:: EXERCISE BRIEF ::
Write out the records below once more, exactly as they stand.

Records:
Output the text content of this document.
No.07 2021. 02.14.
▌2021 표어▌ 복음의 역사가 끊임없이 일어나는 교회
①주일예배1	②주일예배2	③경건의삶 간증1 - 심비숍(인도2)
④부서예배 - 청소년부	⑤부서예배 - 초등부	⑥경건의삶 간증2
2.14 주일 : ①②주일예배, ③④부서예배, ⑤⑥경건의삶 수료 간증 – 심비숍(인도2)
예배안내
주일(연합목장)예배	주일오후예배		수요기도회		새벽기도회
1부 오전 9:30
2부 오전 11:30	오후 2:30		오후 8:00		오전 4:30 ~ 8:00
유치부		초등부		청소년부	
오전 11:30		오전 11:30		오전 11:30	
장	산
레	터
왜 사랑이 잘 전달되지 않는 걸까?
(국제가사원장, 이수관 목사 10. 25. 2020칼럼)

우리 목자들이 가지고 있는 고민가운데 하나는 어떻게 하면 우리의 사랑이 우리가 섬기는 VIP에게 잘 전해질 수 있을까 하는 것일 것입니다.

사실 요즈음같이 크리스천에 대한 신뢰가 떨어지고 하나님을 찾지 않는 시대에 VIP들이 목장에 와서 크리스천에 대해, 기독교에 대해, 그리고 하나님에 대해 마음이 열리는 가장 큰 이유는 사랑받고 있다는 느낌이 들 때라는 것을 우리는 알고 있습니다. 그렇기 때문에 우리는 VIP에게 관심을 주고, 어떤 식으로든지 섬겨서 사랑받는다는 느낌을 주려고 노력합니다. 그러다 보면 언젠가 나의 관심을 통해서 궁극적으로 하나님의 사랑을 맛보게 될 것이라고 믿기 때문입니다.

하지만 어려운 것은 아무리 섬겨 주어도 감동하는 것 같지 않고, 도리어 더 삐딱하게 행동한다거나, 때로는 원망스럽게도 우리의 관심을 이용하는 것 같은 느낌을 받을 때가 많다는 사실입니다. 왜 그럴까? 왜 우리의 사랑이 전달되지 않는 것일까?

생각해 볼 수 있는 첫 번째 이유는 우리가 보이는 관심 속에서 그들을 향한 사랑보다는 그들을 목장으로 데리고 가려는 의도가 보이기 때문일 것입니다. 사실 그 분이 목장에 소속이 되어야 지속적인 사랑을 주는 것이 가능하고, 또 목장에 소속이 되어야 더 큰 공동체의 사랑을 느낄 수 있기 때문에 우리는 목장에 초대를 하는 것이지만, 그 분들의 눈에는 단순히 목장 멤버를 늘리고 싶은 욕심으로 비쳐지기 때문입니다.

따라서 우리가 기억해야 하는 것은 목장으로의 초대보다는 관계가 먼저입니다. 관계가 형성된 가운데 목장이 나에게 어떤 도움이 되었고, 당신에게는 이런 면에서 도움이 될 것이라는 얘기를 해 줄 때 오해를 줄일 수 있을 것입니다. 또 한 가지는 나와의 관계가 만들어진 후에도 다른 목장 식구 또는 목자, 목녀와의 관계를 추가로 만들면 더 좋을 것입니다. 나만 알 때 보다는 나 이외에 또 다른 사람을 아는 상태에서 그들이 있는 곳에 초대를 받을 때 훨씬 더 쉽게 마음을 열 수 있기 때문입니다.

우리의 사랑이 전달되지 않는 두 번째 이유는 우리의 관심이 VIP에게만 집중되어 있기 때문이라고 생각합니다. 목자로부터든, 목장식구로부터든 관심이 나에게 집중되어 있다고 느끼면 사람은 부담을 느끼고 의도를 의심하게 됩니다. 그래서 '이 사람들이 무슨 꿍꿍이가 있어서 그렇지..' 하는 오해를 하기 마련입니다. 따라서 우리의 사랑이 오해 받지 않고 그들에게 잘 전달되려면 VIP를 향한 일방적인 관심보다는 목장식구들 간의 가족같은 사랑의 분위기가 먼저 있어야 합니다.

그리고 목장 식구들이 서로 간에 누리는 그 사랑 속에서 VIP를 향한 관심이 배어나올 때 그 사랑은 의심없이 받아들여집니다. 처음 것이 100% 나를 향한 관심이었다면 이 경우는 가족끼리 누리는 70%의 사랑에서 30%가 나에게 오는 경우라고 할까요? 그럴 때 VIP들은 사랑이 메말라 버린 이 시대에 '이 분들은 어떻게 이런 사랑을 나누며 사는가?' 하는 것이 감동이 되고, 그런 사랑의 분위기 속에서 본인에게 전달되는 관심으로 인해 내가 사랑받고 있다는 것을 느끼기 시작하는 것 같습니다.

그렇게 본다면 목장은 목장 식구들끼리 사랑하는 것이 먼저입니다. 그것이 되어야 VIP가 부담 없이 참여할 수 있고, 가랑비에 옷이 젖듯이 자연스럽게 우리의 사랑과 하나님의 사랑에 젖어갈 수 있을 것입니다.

:: FINISHED ANSWER ::
Output the text content of this document.
No.07 2021. 02.14.
▌2021 표어▌ 복음의 역사가 끊임없이 일어나는 교회
①주일예배1	②주일예배2	③경건의삶 간증1 - 심비숍(인도2)
④부서예배 - 청소년부	⑤부서예배 - 초등부	⑥경건의삶 간증2
2.14 주일 : ①②주일예배, ③④부서예배, ⑤⑥경건의삶 수료 간증 – 심비숍(인도2)
예배안내
주일(연합목장)예배	주일오후예배		수요기도회		새벽기도회
1부 오전 9:30
2부 오전 11:30	오후 2:30		오후 8:00		오전 4:30 ~ 8:00
유치부		초등부		청소년부	
오전 11:30		오전 11:30		오전 11:30	
장	산
레	터
왜 사랑이 잘 전달되지 않는 걸까?
(국제가사원장, 이수관 목사 10. 25. 2020칼럼)

우리 목자들이 가지고 있는 고민가운데 하나는 어떻게 하면 우리의 사랑이 우리가 섬기는 VIP에게 잘 전해질 수 있을까 하는 것일 것입니다.

사실 요즈음같이 크리스천에 대한 신뢰가 떨어지고 하나님을 찾지 않는 시대에 VIP들이 목장에 와서 크리스천에 대해, 기독교에 대해, 그리고 하나님에 대해 마음이 열리는 가장 큰 이유는 사랑받고 있다는 느낌이 들 때라는 것을 우리는 알고 있습니다. 그렇기 때문에 우리는 VIP에게 관심을 주고, 어떤 식으로든지 섬겨서 사랑받는다는 느낌을 주려고 노력합니다. 그러다 보면 언젠가 나의 관심을 통해서 궁극적으로 하나님의 사랑을 맛보게 될 것이라고 믿기 때문입니다.

하지만 어려운 것은 아무리 섬겨 주어도 감동하는 것 같지 않고, 도리어 더 삐딱하게 행동한다거나, 때로는 원망스럽게도 우리의 관심을 이용하는 것 같은 느낌을 받을 때가 많다는 사실입니다. 왜 그럴까? 왜 우리의 사랑이 전달되지 않는 것일까?

생각해 볼 수 있는 첫 번째 이유는 우리가 보이는 관심 속에서 그들을 향한 사랑보다는 그들을 목장으로 데리고 가려는 의도가 보이기 때문일 것입니다. 사실 그 분이 목장에 소속이 되어야 지속적인 사랑을 주는 것이 가능하고, 또 목장에 소속이 되어야 더 큰 공동체의 사랑을 느낄 수 있기 때문에 우리는 목장에 초대를 하는 것이지만, 그 분들의 눈에는 단순히 목장 멤버를 늘리고 싶은 욕심으로 비쳐지기 때문입니다.

따라서 우리가 기억해야 하는 것은 목장으로의 초대보다는 관계가 먼저입니다. 관계가 형성된 가운데 목장이 나에게 어떤 도움이 되었고, 당신에게는 이런 면에서 도움이 될 것이라는 얘기를 해 줄 때 오해를 줄일 수 있을 것입니다. 또 한 가지는 나와의 관계가 만들어진 후에도 다른 목장 식구 또는 목자, 목녀와의 관계를 추가로 만들면 더 좋을 것입니다. 나만 알 때 보다는 나 이외에 또 다른 사람을 아는 상태에서 그들이 있는 곳에 초대를 받을 때 훨씬 더 쉽게 마음을 열 수 있기 때문입니다.

우리의 사랑이 전달되지 않는 두 번째 이유는 우리의 관심이 VIP에게만 집중되어 있기 때문이라고 생각합니다. 목자로부터든, 목장식구로부터든 관심이 나에게 집중되어 있다고 느끼면 사람은 부담을 느끼고 의도를 의심하게 됩니다. 그래서 '이 사람들이 무슨 꿍꿍이가 있어서 그렇지..' 하는 오해를 하기 마련입니다. 따라서 우리의 사랑이 오해 받지 않고 그들에게 잘 전달되려면 VIP를 향한 일방적인 관심보다는 목장식구들 간의 가족같은 사랑의 분위기가 먼저 있어야 합니다.

그리고 목장 식구들이 서로 간에 누리는 그 사랑 속에서 VIP를 향한 관심이 배어나올 때 그 사랑은 의심없이 받아들여집니다. 처음 것이 100% 나를 향한 관심이었다면 이 경우는 가족끼리 누리는 70%의 사랑에서 30%가 나에게 오는 경우라고 할까요? 그럴 때 VIP들은 사랑이 메말라 버린 이 시대에 '이 분들은 어떻게 이런 사랑을 나누며 사는가?' 하는 것이 감동이 되고, 그런 사랑의 분위기 속에서 본인에게 전달되는 관심으로 인해 내가 사랑받고 있다는 것을 느끼기 시작하는 것 같습니다.

그렇게 본다면 목장은 목장 식구들끼리 사랑하는 것이 먼저입니다. 그것이 되어야 VIP가 부담 없이 참여할 수 있고, 가랑비에 옷이 젖듯이 자연스럽게 우리의 사랑과 하나님의 사랑에 젖어갈 수 있을 것입니다.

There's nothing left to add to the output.